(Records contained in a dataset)
+---+

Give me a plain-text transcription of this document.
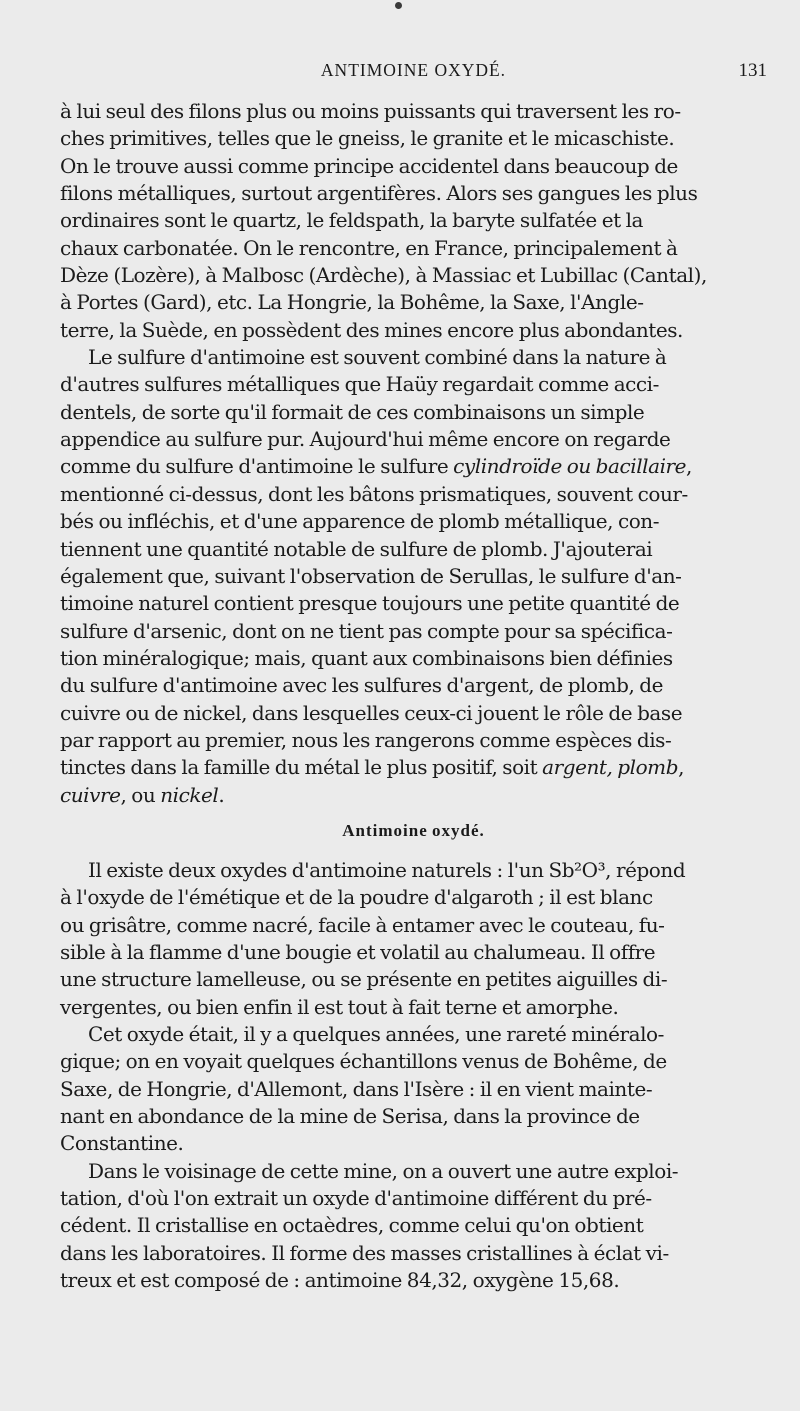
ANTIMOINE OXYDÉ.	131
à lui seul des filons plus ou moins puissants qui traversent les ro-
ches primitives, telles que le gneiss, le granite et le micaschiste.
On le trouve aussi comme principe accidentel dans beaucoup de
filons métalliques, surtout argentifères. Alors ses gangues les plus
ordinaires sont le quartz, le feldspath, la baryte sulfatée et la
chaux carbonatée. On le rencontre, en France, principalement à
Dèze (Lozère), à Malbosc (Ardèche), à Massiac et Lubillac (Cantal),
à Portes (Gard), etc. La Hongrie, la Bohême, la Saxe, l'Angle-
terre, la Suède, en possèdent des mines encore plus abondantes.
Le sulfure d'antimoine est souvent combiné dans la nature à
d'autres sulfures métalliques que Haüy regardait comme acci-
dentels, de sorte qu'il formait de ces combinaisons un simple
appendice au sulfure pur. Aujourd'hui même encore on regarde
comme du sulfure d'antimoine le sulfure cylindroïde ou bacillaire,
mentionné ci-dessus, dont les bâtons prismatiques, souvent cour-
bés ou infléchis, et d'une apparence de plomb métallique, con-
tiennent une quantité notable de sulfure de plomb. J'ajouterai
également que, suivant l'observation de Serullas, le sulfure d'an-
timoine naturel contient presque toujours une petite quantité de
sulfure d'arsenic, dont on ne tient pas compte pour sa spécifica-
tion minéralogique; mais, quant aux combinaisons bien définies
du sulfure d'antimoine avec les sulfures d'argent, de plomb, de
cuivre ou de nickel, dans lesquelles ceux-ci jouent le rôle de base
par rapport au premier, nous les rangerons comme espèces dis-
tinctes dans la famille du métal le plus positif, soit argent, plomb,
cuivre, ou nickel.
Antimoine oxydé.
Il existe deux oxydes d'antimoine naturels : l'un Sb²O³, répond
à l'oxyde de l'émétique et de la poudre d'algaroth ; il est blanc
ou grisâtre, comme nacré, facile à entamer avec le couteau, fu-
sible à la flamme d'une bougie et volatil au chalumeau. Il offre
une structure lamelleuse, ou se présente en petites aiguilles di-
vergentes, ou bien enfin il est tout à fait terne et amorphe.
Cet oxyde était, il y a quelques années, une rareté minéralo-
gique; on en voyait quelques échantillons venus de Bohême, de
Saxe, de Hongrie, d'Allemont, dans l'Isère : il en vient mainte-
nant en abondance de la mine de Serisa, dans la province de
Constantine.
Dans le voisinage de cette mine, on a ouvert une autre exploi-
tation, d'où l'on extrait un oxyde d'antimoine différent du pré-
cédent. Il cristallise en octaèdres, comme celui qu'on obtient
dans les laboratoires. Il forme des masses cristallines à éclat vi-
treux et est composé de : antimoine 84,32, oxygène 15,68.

+---+

Problem —
Find every line with "filons" in the listing and state how many there are, nothing else.

Solution to this problem —
2